#### Provided material

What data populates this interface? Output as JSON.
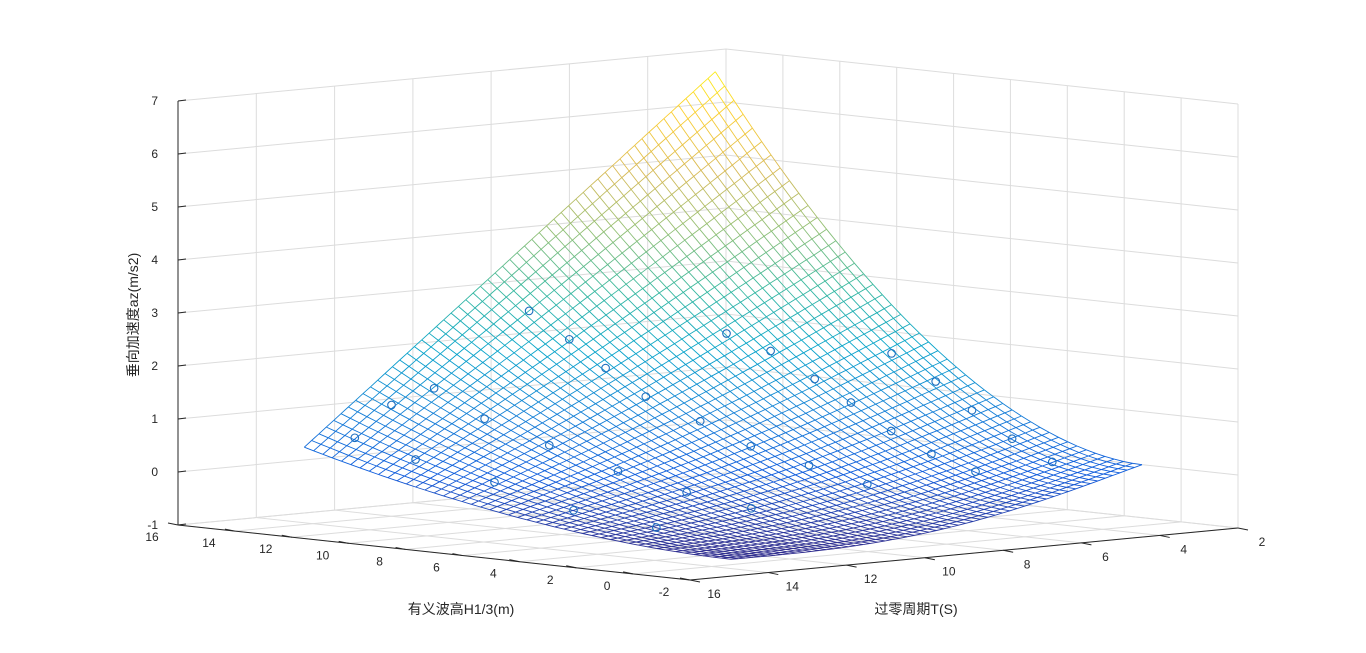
{
  "figure": {
    "background": "#ffffff"
  },
  "chart_data": {
    "type": "surface",
    "subtype": "3d-fitted-surface-with-scatter",
    "title": "",
    "zlabel": "垂向加速度az(m/s2)",
    "xlabel": "有义波高H1/3(m)",
    "ylabel": "过零周期T(S)",
    "z_ticks": [
      -1,
      0,
      1,
      2,
      3,
      4,
      5,
      6,
      7
    ],
    "zlim": [
      -1,
      7
    ],
    "h_ticks": [
      16,
      14,
      12,
      10,
      8,
      6,
      4,
      2,
      0,
      -2
    ],
    "hlim": [
      -2,
      16
    ],
    "t_ticks": [
      16,
      14,
      12,
      10,
      8,
      6,
      4,
      2
    ],
    "tlim": [
      2,
      16
    ],
    "surface": {
      "h_range": [
        0,
        15
      ],
      "t_range": [
        3,
        13.5
      ],
      "corner_values": {
        "h0_t3": 0.15,
        "h15_t3": 6.7,
        "h0_t13.5": -0.9,
        "h15_t13.5": 0.35
      },
      "colormap": "parula",
      "mesh": "wireframe"
    },
    "scatter_points": [
      {
        "h": 1.5,
        "t": 4.2,
        "z": 0.2
      },
      {
        "h": 2.5,
        "t": 4.5,
        "z": 0.6
      },
      {
        "h": 3.5,
        "t": 4.8,
        "z": 1.1
      },
      {
        "h": 4.5,
        "t": 5.0,
        "z": 1.6
      },
      {
        "h": 5.5,
        "t": 5.4,
        "z": 2.1
      },
      {
        "h": 2.0,
        "t": 5.8,
        "z": 0.1
      },
      {
        "h": 3.0,
        "t": 6.2,
        "z": 0.4
      },
      {
        "h": 4.0,
        "t": 6.5,
        "z": 0.8
      },
      {
        "h": 5.0,
        "t": 6.8,
        "z": 1.3
      },
      {
        "h": 6.0,
        "t": 7.0,
        "z": 1.7
      },
      {
        "h": 7.0,
        "t": 7.4,
        "z": 2.2
      },
      {
        "h": 8.0,
        "t": 7.8,
        "z": 2.5
      },
      {
        "h": 2.5,
        "t": 8.2,
        "z": 0.0
      },
      {
        "h": 4.0,
        "t": 8.6,
        "z": 0.3
      },
      {
        "h": 5.5,
        "t": 9.0,
        "z": 0.6
      },
      {
        "h": 7.0,
        "t": 9.2,
        "z": 1.0
      },
      {
        "h": 8.5,
        "t": 9.5,
        "z": 1.4
      },
      {
        "h": 9.5,
        "t": 9.8,
        "z": 1.9
      },
      {
        "h": 10.5,
        "t": 10.0,
        "z": 2.4
      },
      {
        "h": 11.5,
        "t": 10.3,
        "z": 2.9
      },
      {
        "h": 3.0,
        "t": 10.8,
        "z": -0.3
      },
      {
        "h": 5.0,
        "t": 11.0,
        "z": -0.1
      },
      {
        "h": 7.0,
        "t": 11.3,
        "z": 0.2
      },
      {
        "h": 9.0,
        "t": 11.6,
        "z": 0.6
      },
      {
        "h": 11.0,
        "t": 11.8,
        "z": 1.0
      },
      {
        "h": 12.5,
        "t": 12.0,
        "z": 1.5
      },
      {
        "h": 4.0,
        "t": 12.5,
        "z": -0.6
      },
      {
        "h": 6.5,
        "t": 12.8,
        "z": -0.4
      },
      {
        "h": 9.0,
        "t": 13.0,
        "z": 0.0
      },
      {
        "h": 11.5,
        "t": 13.2,
        "z": 0.3
      },
      {
        "h": 13.5,
        "t": 13.3,
        "z": 0.6
      },
      {
        "h": 14.0,
        "t": 12.0,
        "z": 1.1
      }
    ],
    "grid": true,
    "legend": "none"
  }
}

########

**Exercise aim**
Reproduce every entry word for word, but skip any pictures.

**Exercise result**
What data populates this interface? Output as JSON.
{
  "figure": {
    "background": "#ffffff"
  },
  "chart_data": {
    "type": "surface",
    "subtype": "3d-fitted-surface-with-scatter",
    "title": "",
    "zlabel": "垂向加速度az(m/s2)",
    "xlabel": "有义波高H1/3(m)",
    "ylabel": "过零周期T(S)",
    "z_ticks": [
      -1,
      0,
      1,
      2,
      3,
      4,
      5,
      6,
      7
    ],
    "zlim": [
      -1,
      7
    ],
    "h_ticks": [
      16,
      14,
      12,
      10,
      8,
      6,
      4,
      2,
      0,
      -2
    ],
    "hlim": [
      -2,
      16
    ],
    "t_ticks": [
      16,
      14,
      12,
      10,
      8,
      6,
      4,
      2
    ],
    "tlim": [
      2,
      16
    ],
    "surface": {
      "h_range": [
        0,
        15
      ],
      "t_range": [
        3,
        13.5
      ],
      "corner_values": {
        "h0_t3": 0.15,
        "h15_t3": 6.7,
        "h0_t13.5": -0.9,
        "h15_t13.5": 0.35
      },
      "colormap": "parula",
      "mesh": "wireframe"
    },
    "scatter_points": [
      {
        "h": 1.5,
        "t": 4.2,
        "z": 0.2
      },
      {
        "h": 2.5,
        "t": 4.5,
        "z": 0.6
      },
      {
        "h": 3.5,
        "t": 4.8,
        "z": 1.1
      },
      {
        "h": 4.5,
        "t": 5.0,
        "z": 1.6
      },
      {
        "h": 5.5,
        "t": 5.4,
        "z": 2.1
      },
      {
        "h": 2.0,
        "t": 5.8,
        "z": 0.1
      },
      {
        "h": 3.0,
        "t": 6.2,
        "z": 0.4
      },
      {
        "h": 4.0,
        "t": 6.5,
        "z": 0.8
      },
      {
        "h": 5.0,
        "t": 6.8,
        "z": 1.3
      },
      {
        "h": 6.0,
        "t": 7.0,
        "z": 1.7
      },
      {
        "h": 7.0,
        "t": 7.4,
        "z": 2.2
      },
      {
        "h": 8.0,
        "t": 7.8,
        "z": 2.5
      },
      {
        "h": 2.5,
        "t": 8.2,
        "z": 0.0
      },
      {
        "h": 4.0,
        "t": 8.6,
        "z": 0.3
      },
      {
        "h": 5.5,
        "t": 9.0,
        "z": 0.6
      },
      {
        "h": 7.0,
        "t": 9.2,
        "z": 1.0
      },
      {
        "h": 8.5,
        "t": 9.5,
        "z": 1.4
      },
      {
        "h": 9.5,
        "t": 9.8,
        "z": 1.9
      },
      {
        "h": 10.5,
        "t": 10.0,
        "z": 2.4
      },
      {
        "h": 11.5,
        "t": 10.3,
        "z": 2.9
      },
      {
        "h": 3.0,
        "t": 10.8,
        "z": -0.3
      },
      {
        "h": 5.0,
        "t": 11.0,
        "z": -0.1
      },
      {
        "h": 7.0,
        "t": 11.3,
        "z": 0.2
      },
      {
        "h": 9.0,
        "t": 11.6,
        "z": 0.6
      },
      {
        "h": 11.0,
        "t": 11.8,
        "z": 1.0
      },
      {
        "h": 12.5,
        "t": 12.0,
        "z": 1.5
      },
      {
        "h": 4.0,
        "t": 12.5,
        "z": -0.6
      },
      {
        "h": 6.5,
        "t": 12.8,
        "z": -0.4
      },
      {
        "h": 9.0,
        "t": 13.0,
        "z": 0.0
      },
      {
        "h": 11.5,
        "t": 13.2,
        "z": 0.3
      },
      {
        "h": 13.5,
        "t": 13.3,
        "z": 0.6
      },
      {
        "h": 14.0,
        "t": 12.0,
        "z": 1.1
      }
    ],
    "grid": true,
    "legend": "none"
  }
}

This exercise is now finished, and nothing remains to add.